Aim: The records below must be transcribed exactly. Do not include the pictures.

Dataset content:

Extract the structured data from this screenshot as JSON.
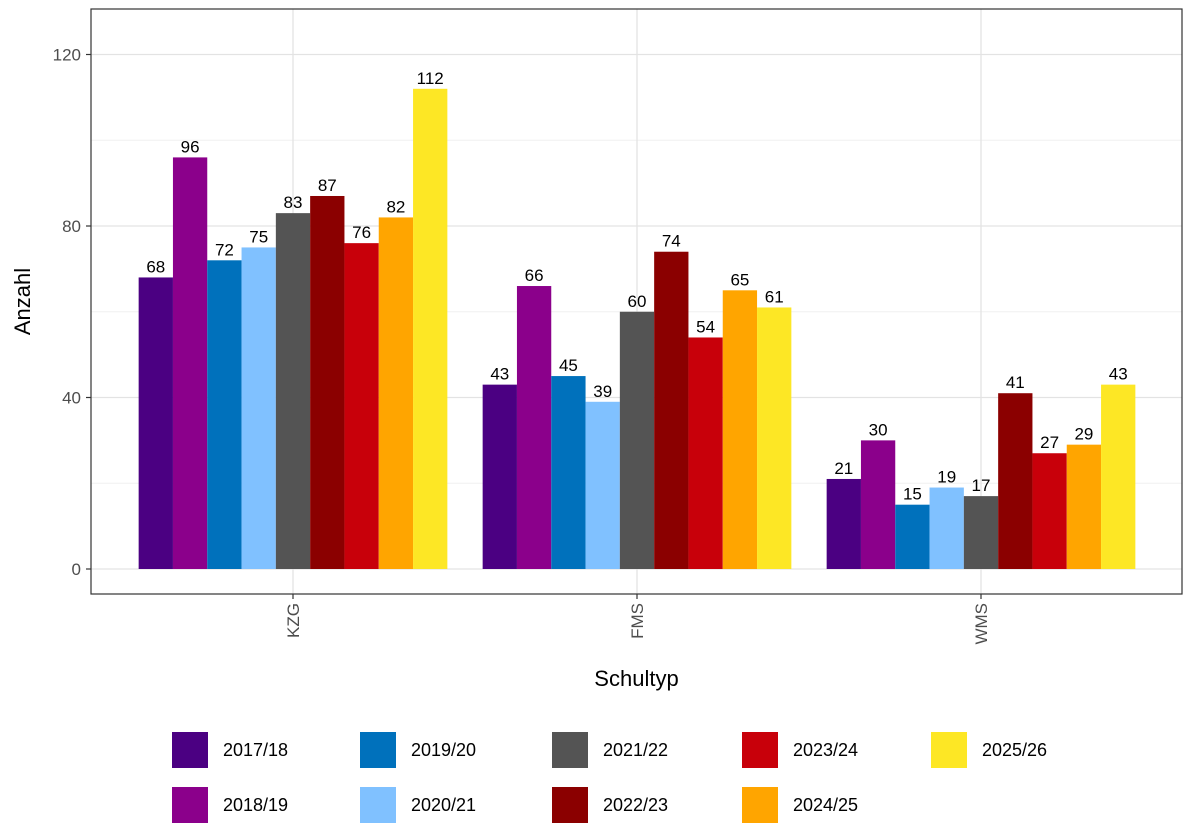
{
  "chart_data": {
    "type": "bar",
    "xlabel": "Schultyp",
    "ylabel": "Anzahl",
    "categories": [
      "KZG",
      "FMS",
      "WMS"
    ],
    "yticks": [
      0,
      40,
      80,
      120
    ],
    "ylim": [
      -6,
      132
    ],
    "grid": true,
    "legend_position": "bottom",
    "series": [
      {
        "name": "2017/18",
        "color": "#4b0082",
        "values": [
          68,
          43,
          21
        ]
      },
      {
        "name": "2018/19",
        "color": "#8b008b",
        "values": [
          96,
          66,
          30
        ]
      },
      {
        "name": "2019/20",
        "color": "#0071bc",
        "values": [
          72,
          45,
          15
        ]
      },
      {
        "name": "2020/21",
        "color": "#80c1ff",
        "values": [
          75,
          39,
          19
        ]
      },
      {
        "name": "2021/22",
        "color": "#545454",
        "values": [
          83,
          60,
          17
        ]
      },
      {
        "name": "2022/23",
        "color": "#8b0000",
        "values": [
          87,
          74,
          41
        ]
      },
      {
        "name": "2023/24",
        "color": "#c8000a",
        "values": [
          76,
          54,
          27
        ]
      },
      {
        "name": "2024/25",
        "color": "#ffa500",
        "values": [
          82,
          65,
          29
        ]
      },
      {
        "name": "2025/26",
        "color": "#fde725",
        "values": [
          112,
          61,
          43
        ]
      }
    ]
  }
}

Output for this exercise:
Extract the structured data from this screenshot as JSON.
{
  "chart_data": {
    "type": "bar",
    "xlabel": "Schultyp",
    "ylabel": "Anzahl",
    "categories": [
      "KZG",
      "FMS",
      "WMS"
    ],
    "yticks": [
      0,
      40,
      80,
      120
    ],
    "ylim": [
      -6,
      132
    ],
    "grid": true,
    "legend_position": "bottom",
    "series": [
      {
        "name": "2017/18",
        "color": "#4b0082",
        "values": [
          68,
          43,
          21
        ]
      },
      {
        "name": "2018/19",
        "color": "#8b008b",
        "values": [
          96,
          66,
          30
        ]
      },
      {
        "name": "2019/20",
        "color": "#0071bc",
        "values": [
          72,
          45,
          15
        ]
      },
      {
        "name": "2020/21",
        "color": "#80c1ff",
        "values": [
          75,
          39,
          19
        ]
      },
      {
        "name": "2021/22",
        "color": "#545454",
        "values": [
          83,
          60,
          17
        ]
      },
      {
        "name": "2022/23",
        "color": "#8b0000",
        "values": [
          87,
          74,
          41
        ]
      },
      {
        "name": "2023/24",
        "color": "#c8000a",
        "values": [
          76,
          54,
          27
        ]
      },
      {
        "name": "2024/25",
        "color": "#ffa500",
        "values": [
          82,
          65,
          29
        ]
      },
      {
        "name": "2025/26",
        "color": "#fde725",
        "values": [
          112,
          61,
          43
        ]
      }
    ]
  }
}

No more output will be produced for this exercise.